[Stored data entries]
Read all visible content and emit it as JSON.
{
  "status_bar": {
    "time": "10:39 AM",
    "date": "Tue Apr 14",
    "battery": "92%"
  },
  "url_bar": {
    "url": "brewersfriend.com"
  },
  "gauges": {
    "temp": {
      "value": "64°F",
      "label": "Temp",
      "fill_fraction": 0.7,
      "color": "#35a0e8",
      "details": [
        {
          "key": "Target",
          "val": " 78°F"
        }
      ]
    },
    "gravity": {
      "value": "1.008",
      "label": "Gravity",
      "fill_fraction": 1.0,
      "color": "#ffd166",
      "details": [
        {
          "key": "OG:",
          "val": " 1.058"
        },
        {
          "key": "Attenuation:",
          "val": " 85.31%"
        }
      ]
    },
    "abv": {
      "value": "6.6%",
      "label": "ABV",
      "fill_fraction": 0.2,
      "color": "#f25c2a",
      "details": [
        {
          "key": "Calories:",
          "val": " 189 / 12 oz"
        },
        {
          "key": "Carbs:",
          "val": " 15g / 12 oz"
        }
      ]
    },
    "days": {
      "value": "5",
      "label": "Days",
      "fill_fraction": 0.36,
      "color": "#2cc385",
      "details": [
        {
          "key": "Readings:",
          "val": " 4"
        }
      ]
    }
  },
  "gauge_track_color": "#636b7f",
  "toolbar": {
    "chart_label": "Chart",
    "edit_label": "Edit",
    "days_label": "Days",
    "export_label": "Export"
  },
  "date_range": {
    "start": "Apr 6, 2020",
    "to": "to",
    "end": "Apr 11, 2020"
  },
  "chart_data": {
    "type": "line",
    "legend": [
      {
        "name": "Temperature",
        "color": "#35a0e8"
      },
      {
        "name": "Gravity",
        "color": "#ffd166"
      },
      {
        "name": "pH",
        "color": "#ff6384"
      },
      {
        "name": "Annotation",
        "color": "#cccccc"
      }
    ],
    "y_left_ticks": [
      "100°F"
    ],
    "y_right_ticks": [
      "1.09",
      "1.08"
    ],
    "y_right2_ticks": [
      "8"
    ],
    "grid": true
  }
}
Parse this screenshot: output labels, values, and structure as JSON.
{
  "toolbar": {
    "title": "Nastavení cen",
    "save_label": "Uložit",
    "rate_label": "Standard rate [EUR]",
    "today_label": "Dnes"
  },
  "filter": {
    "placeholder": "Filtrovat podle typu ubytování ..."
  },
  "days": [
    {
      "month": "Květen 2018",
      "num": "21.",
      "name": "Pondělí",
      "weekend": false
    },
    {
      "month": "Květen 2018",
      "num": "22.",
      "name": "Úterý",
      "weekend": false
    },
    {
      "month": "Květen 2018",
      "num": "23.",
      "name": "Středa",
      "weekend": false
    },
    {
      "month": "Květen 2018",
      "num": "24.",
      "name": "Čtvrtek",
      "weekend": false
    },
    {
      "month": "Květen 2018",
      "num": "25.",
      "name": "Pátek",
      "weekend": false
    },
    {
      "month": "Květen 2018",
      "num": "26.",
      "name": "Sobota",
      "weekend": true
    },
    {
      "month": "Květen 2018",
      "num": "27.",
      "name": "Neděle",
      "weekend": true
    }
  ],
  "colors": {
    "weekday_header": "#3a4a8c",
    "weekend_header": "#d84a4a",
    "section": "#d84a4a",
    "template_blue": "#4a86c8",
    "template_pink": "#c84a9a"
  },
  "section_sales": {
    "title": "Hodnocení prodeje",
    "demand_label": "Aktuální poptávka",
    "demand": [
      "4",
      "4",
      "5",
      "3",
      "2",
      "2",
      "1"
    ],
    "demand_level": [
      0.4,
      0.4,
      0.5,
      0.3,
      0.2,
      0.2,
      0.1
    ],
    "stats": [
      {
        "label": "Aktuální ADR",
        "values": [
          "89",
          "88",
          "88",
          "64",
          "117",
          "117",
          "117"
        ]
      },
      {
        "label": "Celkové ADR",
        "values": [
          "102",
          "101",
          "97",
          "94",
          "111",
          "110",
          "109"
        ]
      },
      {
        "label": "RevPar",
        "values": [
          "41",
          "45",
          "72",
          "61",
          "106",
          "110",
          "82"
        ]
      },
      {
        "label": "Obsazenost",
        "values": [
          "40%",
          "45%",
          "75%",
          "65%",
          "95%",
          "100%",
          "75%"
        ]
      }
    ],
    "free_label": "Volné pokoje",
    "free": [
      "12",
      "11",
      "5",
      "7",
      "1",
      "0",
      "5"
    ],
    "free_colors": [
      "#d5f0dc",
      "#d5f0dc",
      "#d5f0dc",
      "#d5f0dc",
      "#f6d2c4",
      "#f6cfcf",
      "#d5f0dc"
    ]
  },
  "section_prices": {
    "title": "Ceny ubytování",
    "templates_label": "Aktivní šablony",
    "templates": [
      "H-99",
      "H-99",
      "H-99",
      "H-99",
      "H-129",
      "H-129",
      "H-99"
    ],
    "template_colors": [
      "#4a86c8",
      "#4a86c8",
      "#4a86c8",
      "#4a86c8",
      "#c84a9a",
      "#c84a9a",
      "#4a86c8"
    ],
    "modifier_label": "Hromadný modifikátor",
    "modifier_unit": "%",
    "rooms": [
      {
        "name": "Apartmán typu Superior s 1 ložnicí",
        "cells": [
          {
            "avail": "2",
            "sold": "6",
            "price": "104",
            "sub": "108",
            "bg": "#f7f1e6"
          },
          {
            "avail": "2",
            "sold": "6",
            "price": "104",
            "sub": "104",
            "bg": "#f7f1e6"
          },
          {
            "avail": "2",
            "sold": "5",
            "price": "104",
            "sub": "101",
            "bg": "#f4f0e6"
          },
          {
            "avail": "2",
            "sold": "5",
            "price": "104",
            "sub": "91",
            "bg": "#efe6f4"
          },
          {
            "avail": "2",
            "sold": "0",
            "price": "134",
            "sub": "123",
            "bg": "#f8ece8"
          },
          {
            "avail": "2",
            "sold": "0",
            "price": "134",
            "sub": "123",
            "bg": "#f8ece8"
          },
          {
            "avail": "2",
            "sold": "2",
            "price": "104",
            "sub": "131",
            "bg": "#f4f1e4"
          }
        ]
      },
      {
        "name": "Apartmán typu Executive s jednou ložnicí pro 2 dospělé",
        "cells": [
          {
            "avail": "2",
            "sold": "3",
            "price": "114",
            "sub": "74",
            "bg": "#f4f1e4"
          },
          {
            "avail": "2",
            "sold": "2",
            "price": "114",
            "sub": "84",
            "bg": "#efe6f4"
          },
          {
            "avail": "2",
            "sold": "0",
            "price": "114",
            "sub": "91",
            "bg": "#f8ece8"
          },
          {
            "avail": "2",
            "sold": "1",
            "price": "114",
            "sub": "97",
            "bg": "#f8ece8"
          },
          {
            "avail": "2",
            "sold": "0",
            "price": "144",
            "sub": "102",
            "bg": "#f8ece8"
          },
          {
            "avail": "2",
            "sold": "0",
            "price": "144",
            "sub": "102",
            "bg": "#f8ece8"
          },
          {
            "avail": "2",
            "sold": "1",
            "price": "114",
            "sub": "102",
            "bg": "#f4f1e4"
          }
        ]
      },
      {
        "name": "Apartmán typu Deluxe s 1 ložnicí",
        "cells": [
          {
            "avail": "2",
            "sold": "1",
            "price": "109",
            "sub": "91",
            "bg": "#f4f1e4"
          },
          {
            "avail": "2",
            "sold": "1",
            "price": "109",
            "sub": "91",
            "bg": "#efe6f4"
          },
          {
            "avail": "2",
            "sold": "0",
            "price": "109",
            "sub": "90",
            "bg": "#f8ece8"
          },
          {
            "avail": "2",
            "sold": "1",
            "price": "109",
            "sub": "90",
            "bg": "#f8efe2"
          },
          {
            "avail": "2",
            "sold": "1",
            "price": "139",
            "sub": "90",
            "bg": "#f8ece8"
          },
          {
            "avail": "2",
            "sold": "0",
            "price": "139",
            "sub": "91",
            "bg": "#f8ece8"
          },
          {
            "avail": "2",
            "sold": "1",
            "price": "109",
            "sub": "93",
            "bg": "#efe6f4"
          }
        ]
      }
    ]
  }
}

**TASK REQUIREMENTS**
From the entries, report each line that includes the word "Apartmán".

**RESULT BELOW**
        "name": "Apartmán typu Superior s 1 ložnicí",
        "name": "Apartmán typu Executive s jednou ložnicí pro 2 dospělé",
        "name": "Apartmán typu Deluxe s 1 ložnicí",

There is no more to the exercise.